## YOUR OBJECTIVE
Transcribe all the entries word for word, skipping the pictures.

[Lines of data]

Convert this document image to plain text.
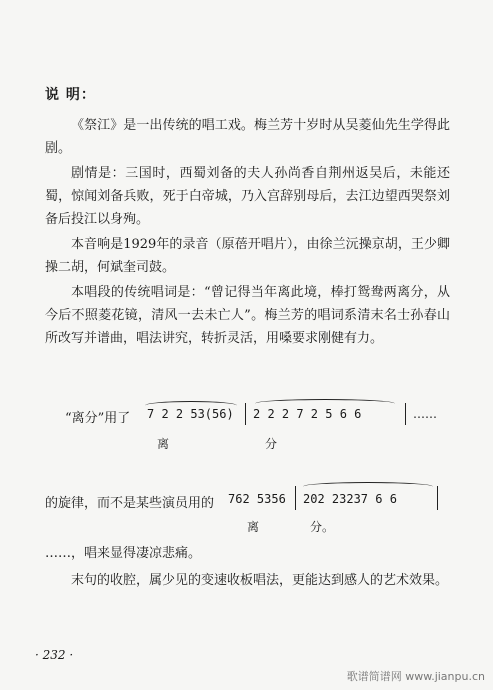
说 明：

《祭江》是一出传统的唱工戏。梅兰芳十岁时从吴菱仙先生学得此剧。

剧情是：三国时，西蜀刘备的夫人孙尚香自荆州返吴后，未能还蜀，惊闻刘备兵败，死于白帝城，乃入宫辞别母后，去江边望西哭祭刘备后投江以身殉。

本音响是1929年的录音（原蓓开唱片），由徐兰沅操京胡，王少卿操二胡，何斌奎司鼓。

本唱段的传统唱词是：“曾记得当年离此境，棒打鸳鸯两离分，从今后不照菱花镜，清风一去未亡人”。梅兰芳的唱词系清末名士孙春山所改写并谱曲，唱法讲究，转折灵活，用嗓要求刚健有力。

“离分”用了 7 2 2 53(56) 2 2 2 7 2 5 6 6	……
离	分
的旋律，而不是某些演员用的 762 5356 202 23237 6 6
离	分。

……，唱来显得凄凉悲痛。

末句的收腔，属少见的变速收板唱法，更能达到感人的艺术效果。

· 232 ·
歌谱简谱网 www.jianpu.cn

## ANSWER FOR THIS EXERCISE
Convert this document image to plain text.
说 明：

《祭江》是一出传统的唱工戏。梅兰芳十岁时从吴菱仙先生学得此剧。

剧情是：三国时，西蜀刘备的夫人孙尚香自荆州返吴后，未能还蜀，惊闻刘备兵败，死于白帝城，乃入宫辞别母后，去江边望西哭祭刘备后投江以身殉。

本音响是1929年的录音（原蓓开唱片），由徐兰沅操京胡，王少卿操二胡，何斌奎司鼓。

本唱段的传统唱词是：“曾记得当年离此境，棒打鸳鸯两离分，从今后不照菱花镜，清风一去未亡人”。梅兰芳的唱词系清末名士孙春山所改写并谱曲，唱法讲究，转折灵活，用嗓要求刚健有力。

“离分”用了 7 2 2 53(56) 2 2 2 7 2 5 6 6	……
离	分
的旋律，而不是某些演员用的 762 5356 202 23237 6 6
离	分。

……，唱来显得凄凉悲痛。

末句的收腔，属少见的变速收板唱法，更能达到感人的艺术效果。

· 232 ·
歌谱简谱网 www.jianpu.cn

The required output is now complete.